### Exercise description
Continue the text on the Bush administration's regime change policy, starting right after its last sentence.

### Source extract

————

Political transformation is the third part of the Bush administration’s national security trinity. If global military domination sounds somewhat un-American, not to mention impractical, and if a strategy based on anticipation carries the extraordinary risk that international politics will become more a matter of arbitrary intuition than sober threat estimation, then regime change — that is, the forceful transformation of tyrannical regimes and non-modern societies like Iraq (and North Korea and Iran) into democracies — signifies a radical change in our idea of democratization. By making regime change the central feature of American foreign policy, the Bush administration appears to favor the “imposition of democracy” over the “transition to democracy.” During the 1990s, the fetish phrase “transition to democracy” was the political logos that promised to bring about the “end of history.” Proceeding both from the immediate absence of any international political, economic, or ideological alternative to liberal capitalist democracy and from a mistaken belief in the latent universality of American values, ideas, and practices, the bold conclusion was that sooner or later the world would look like California — a democratic universe where everyone from Bedford Stuyvesant to the Bedouins would drive a Lexus and have one’s own ethnically specific “Olive Tree.”4 Persisting with, even insisting on, the mistaken belief that American culture, ideology, institutions, and psychology are universal, the Bush administration has replaced Clinton’s “Mother Teresa” foreign policy with a “Mother Superior” foreign policy designed to release the presumably natural and global impulses favoring market capitalism, procedural justice, liberal republicanism, and individualism.

Still, the differences between Bush’s and Clinton’s foreign policies are significant. Initially, if implicitly, the Bush administration subscribed to the “end of history” thesis that the “rest” of the world would more or less naturally become like the West in general and the United States in particular. September 11 changed that. In its aftermath, the Bush administration has concluded that Fukuyama’s historical timetable is too laissez-faire and not nearly attentive enough to the levers of historical change. History, the Bush administration has concluded, needs deliberate organization, leadership, and direction. In this irony of ironies, the Bush administration’s identification of regime change as critical to its anti-terrorist policy and integral to its desire for a democratic capitalist world has led to an active “Leninist” foreign policy in place of Fukuyama’s passive “Marxist” social teleology. Prior to 9-11, National Security Adviser Condoleezza Rice articulated the new administration’s “Marx-Fukuyama” policy quite clearly when she said Iraq was “living on borrowed time . . . [and] there need be no sense of panic.” Rather, “the first line of defense should be a clear and classical statement of deterrence.” The 9-11 attacks made it clear to the Bush administration that a belief in the inexorable unfolding of History favoring the West was both unfounded and dangerous. In a quite remarkable about-face, the Bush administration has devised a radically new American global posture.

Its rationale is sophisticated and begins with the proposition that the United States cannot simply wait and hope for internal transitions to democracy, particularly in countries whose leadership is dogmatically and hysterically intent on preventing such. Regimes of this type might acquire or develop wmd and use them to end our history. (Point well taken.)

Second, internal transitions to democracy such as in Meiji Japan or Imperial Germany in the nineteenth century are often “arrested.” They stop short of creating a “constitution of liberty” and remain dangerously unstable political, military, and economic hybrids. One has only to look at Russia, China, India, South Africa, Mexico, and perhaps even Japan, as current candidates for “arrested development.”

————

(Spatial annotation entries)
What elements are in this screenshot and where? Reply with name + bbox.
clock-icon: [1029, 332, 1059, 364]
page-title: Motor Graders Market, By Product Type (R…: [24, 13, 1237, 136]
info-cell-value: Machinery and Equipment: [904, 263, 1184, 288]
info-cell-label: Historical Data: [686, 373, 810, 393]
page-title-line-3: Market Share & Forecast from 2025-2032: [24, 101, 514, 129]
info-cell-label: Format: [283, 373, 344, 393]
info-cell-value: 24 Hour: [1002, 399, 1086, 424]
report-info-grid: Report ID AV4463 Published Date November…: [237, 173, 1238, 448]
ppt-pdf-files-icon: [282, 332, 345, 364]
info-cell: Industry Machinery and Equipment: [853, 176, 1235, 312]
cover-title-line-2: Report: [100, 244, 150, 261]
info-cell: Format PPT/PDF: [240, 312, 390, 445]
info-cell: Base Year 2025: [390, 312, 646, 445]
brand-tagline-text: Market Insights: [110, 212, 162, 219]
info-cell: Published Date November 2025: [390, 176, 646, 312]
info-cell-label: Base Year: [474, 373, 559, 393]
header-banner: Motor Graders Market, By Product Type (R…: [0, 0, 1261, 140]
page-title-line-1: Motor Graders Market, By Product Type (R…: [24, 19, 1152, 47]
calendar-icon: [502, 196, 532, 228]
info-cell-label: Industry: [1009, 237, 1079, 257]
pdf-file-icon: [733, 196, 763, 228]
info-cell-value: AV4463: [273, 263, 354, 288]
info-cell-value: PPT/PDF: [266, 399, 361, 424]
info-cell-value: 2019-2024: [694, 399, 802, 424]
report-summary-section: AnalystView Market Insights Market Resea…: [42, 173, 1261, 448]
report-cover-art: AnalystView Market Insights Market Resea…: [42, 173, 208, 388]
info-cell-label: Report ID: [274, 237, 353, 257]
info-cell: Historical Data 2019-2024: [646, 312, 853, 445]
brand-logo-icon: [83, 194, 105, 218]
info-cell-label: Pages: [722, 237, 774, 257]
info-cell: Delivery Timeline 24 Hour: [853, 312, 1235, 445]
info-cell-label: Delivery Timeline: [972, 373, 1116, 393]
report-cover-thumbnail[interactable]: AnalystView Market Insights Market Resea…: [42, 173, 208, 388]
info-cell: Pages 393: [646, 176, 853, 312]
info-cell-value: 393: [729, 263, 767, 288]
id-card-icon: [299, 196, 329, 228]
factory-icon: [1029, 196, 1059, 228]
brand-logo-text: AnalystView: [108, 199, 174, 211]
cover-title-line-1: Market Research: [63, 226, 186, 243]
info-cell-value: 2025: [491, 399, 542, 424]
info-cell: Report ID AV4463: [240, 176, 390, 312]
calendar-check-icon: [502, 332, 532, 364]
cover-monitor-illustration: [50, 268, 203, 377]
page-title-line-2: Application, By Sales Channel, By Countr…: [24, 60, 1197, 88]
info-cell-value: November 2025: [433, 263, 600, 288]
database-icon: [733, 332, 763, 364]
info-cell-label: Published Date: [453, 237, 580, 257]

————

### Exercise answer
Finally, the external imposition of democracy presumably takes less time and does a more thorough job than do democratic transitions even in countries with little in the way of democratic, liberal, capitalist, or republican experiences. In this regard, the reconstruction experiences of Germany and Japan (as well as Korea and even the Philippines) are considered pertinent or exemplary. They are not. No envisaged invasion of Iraq will produce the psychological trauma, institutional disintegration, socio-cultural dislocation, or economic destruction brought about by our successful invasions of Japan and Germany.

 

Magic bullet or poison dart?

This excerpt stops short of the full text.